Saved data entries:
────────────────
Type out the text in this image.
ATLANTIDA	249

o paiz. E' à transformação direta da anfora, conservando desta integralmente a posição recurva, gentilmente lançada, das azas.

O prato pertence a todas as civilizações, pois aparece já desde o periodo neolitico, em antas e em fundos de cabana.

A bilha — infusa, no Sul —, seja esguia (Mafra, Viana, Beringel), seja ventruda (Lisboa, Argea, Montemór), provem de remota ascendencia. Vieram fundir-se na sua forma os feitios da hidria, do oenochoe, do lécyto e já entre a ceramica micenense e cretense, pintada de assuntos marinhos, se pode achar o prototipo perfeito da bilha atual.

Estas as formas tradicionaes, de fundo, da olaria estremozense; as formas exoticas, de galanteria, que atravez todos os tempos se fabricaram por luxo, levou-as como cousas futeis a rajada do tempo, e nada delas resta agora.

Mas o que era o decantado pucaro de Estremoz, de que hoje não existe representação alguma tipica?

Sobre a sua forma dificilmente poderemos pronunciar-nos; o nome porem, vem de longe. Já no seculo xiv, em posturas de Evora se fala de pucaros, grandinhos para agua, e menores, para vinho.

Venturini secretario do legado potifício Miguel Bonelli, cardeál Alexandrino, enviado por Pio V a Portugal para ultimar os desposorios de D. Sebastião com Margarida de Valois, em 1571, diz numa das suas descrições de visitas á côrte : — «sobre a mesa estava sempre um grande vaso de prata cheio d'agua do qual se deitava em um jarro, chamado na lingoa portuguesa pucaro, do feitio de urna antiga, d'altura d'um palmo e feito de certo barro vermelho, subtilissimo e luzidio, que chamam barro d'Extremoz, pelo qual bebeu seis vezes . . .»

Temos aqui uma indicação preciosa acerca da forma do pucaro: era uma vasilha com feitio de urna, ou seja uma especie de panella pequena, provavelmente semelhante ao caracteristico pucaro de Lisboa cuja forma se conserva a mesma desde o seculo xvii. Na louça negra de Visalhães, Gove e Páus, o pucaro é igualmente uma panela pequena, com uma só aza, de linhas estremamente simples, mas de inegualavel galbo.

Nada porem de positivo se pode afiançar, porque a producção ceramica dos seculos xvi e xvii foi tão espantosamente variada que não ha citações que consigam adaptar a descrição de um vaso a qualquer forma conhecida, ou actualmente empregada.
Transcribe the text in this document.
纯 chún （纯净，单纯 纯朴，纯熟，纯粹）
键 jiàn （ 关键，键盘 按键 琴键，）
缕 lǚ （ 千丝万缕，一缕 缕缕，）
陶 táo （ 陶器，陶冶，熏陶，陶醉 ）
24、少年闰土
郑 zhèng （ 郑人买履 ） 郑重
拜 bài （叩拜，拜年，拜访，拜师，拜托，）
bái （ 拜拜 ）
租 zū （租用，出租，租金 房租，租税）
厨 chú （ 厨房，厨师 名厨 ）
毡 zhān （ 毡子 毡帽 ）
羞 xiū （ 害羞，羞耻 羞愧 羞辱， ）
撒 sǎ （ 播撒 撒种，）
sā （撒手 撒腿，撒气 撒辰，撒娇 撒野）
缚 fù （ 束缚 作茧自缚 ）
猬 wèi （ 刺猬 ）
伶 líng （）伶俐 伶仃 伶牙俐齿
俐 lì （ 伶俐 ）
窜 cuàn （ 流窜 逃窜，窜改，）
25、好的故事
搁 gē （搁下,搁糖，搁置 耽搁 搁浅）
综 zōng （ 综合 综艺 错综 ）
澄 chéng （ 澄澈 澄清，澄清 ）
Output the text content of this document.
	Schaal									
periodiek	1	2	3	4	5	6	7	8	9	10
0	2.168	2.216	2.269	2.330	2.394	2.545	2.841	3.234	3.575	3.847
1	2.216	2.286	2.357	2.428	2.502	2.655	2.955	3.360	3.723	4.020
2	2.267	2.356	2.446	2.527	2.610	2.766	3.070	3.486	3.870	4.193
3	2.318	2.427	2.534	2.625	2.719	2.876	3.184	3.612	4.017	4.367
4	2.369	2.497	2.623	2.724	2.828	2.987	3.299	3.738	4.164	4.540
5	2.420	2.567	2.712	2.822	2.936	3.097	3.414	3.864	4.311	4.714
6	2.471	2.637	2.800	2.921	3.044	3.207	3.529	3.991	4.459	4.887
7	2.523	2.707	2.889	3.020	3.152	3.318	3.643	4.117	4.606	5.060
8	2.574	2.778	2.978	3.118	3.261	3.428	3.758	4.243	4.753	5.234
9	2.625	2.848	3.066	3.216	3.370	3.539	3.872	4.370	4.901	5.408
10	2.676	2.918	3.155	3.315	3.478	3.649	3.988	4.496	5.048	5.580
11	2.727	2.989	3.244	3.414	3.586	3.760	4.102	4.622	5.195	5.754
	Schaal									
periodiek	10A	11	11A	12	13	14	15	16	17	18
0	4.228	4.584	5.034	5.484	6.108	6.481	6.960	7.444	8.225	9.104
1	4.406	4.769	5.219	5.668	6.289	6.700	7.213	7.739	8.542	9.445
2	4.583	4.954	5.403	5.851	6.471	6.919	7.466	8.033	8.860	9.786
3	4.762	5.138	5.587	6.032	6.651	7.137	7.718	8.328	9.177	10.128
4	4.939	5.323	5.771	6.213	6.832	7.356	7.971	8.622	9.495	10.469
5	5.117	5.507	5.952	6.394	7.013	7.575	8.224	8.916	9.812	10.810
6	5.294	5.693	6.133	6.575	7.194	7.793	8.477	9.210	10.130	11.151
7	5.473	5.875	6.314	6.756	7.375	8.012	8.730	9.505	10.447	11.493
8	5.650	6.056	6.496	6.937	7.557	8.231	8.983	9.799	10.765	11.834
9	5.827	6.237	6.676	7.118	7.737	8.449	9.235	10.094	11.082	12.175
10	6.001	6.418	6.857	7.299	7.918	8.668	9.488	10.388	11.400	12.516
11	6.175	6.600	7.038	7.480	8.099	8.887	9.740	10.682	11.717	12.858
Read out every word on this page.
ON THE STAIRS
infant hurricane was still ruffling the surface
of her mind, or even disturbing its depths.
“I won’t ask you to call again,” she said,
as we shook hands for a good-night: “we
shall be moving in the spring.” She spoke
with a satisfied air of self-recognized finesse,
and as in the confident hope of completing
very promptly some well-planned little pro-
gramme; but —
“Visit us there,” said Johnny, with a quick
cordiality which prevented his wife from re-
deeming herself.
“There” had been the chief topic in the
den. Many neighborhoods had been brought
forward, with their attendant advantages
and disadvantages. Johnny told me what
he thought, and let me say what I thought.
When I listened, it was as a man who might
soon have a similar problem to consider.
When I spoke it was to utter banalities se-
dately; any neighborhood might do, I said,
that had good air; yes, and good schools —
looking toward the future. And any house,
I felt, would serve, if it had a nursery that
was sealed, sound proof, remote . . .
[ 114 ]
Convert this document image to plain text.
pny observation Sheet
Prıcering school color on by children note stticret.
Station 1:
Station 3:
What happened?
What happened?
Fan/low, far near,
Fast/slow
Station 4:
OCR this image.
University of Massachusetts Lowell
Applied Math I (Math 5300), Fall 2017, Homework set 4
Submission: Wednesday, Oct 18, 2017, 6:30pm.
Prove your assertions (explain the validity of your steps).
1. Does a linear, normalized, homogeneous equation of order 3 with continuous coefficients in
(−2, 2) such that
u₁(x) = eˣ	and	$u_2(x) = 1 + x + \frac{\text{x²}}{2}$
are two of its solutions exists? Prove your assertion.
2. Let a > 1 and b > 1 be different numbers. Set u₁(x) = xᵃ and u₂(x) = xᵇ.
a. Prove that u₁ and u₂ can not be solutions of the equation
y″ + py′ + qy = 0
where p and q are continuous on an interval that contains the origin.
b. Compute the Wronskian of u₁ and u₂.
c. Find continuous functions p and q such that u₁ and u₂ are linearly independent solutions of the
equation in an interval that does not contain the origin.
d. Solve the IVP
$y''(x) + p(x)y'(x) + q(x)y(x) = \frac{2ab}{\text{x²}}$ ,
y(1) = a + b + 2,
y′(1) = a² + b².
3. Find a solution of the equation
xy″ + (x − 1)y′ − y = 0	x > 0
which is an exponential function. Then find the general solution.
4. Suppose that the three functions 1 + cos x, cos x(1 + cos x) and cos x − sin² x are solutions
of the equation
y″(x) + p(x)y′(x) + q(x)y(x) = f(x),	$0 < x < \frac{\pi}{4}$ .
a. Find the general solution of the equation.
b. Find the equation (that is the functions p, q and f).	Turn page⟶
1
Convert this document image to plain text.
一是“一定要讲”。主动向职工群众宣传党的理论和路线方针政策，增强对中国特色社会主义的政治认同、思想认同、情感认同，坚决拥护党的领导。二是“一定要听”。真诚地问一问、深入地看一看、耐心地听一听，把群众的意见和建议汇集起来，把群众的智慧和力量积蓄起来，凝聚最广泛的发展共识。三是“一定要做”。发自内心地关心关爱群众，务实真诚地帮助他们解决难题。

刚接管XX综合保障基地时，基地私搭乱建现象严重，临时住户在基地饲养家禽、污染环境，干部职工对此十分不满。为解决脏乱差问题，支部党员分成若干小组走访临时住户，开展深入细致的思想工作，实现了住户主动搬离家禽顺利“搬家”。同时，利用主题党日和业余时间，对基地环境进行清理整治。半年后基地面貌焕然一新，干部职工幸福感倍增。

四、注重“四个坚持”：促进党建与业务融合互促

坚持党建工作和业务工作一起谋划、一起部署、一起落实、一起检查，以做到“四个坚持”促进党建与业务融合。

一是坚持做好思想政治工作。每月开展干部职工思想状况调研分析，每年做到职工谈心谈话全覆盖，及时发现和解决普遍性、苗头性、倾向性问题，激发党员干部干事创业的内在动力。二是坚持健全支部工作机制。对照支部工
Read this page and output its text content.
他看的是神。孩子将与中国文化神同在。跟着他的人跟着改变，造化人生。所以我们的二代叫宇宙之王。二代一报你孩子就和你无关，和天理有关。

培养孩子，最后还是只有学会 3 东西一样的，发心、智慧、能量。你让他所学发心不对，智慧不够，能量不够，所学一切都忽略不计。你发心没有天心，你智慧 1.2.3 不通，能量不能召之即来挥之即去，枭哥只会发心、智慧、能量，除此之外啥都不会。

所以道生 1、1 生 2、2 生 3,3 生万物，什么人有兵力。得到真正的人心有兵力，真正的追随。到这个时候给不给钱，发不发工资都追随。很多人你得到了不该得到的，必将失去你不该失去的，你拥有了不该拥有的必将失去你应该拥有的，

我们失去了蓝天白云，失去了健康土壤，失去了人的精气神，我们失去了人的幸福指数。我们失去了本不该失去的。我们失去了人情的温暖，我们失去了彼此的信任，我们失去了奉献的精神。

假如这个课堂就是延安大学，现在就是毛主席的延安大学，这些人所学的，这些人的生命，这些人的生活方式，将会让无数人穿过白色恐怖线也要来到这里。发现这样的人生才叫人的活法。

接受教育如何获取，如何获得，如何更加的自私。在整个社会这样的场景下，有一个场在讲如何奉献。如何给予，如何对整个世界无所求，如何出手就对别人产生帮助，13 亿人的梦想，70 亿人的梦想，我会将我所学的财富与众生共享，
────────────────
- [Goal]:
Tally up the lines in the records that contain the word "continuous" and give only the total.

- [Exercise solution]:
3